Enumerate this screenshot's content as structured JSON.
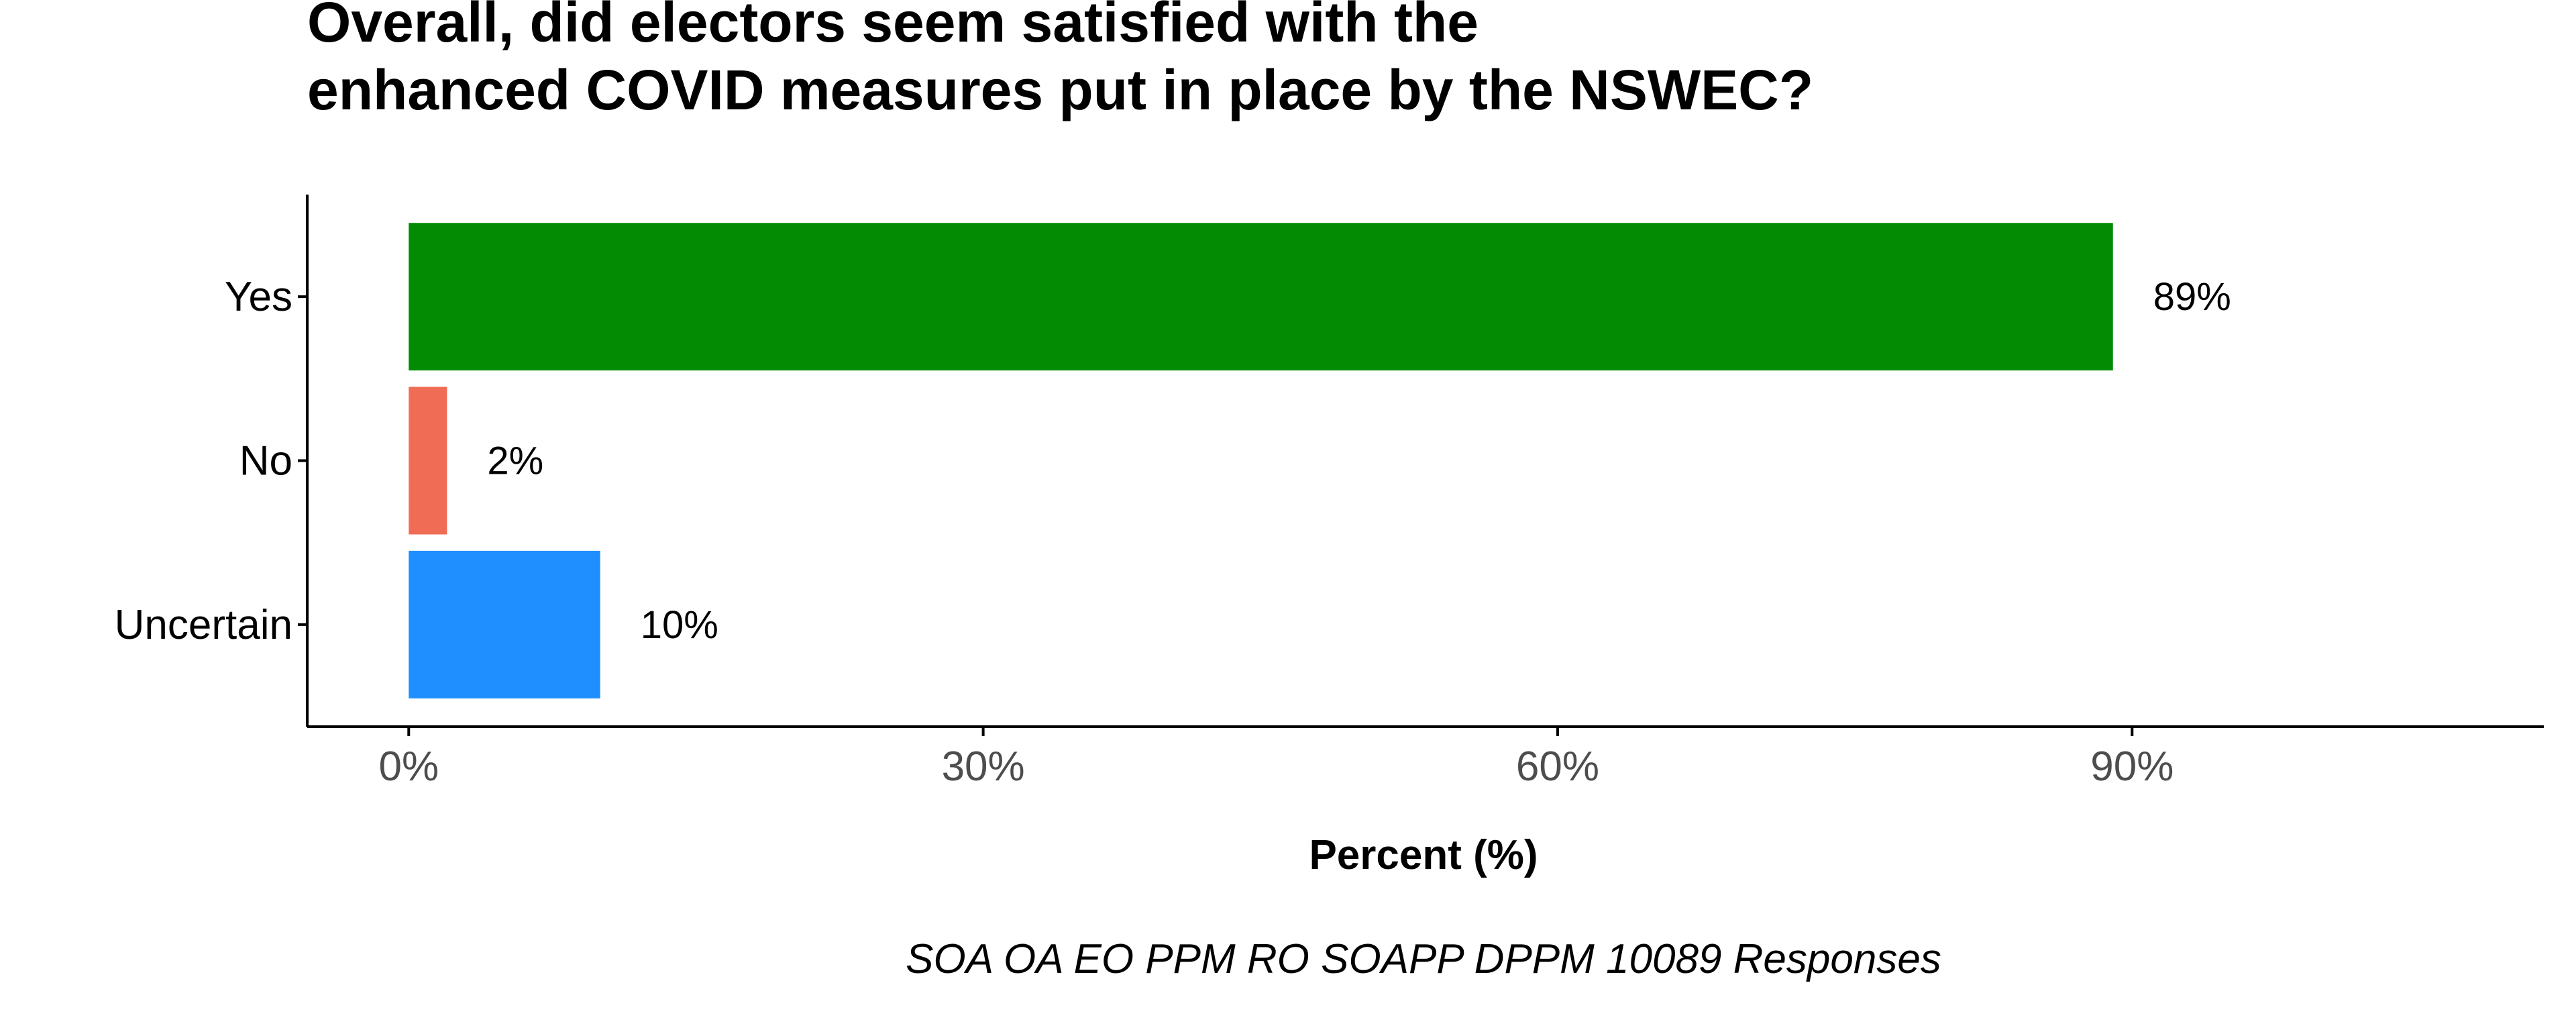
{
  "chart_data": {
    "type": "bar",
    "orientation": "horizontal",
    "title": "Overall, did electors seem satisfied with the enhanced COVID measures put in place by the NSWEC?",
    "title_lines": [
      "Overall, did electors seem satisfied with the",
      "enhanced COVID measures put in place by the NSWEC?"
    ],
    "categories": [
      "Yes",
      "No",
      "Uncertain"
    ],
    "values": [
      89,
      2,
      10
    ],
    "value_labels": [
      "89%",
      "2%",
      "10%"
    ],
    "colors": [
      "#038c03",
      "#f06c55",
      "#1f8fff"
    ],
    "xlabel": "Percent (%)",
    "ylabel": "",
    "xlim": [
      -5.3,
      111.5
    ],
    "x_ticks": [
      0,
      30,
      60,
      90
    ],
    "x_tick_labels": [
      "0%",
      "30%",
      "60%",
      "90%"
    ],
    "grid": false,
    "legend": "none",
    "caption": "SOA OA EO PPM RO SOAPP DPPM 10089 Responses"
  }
}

Requirements
Identify the lines in the records above that contain the word "COVID", then state how many there are and nothing more.

The answer
2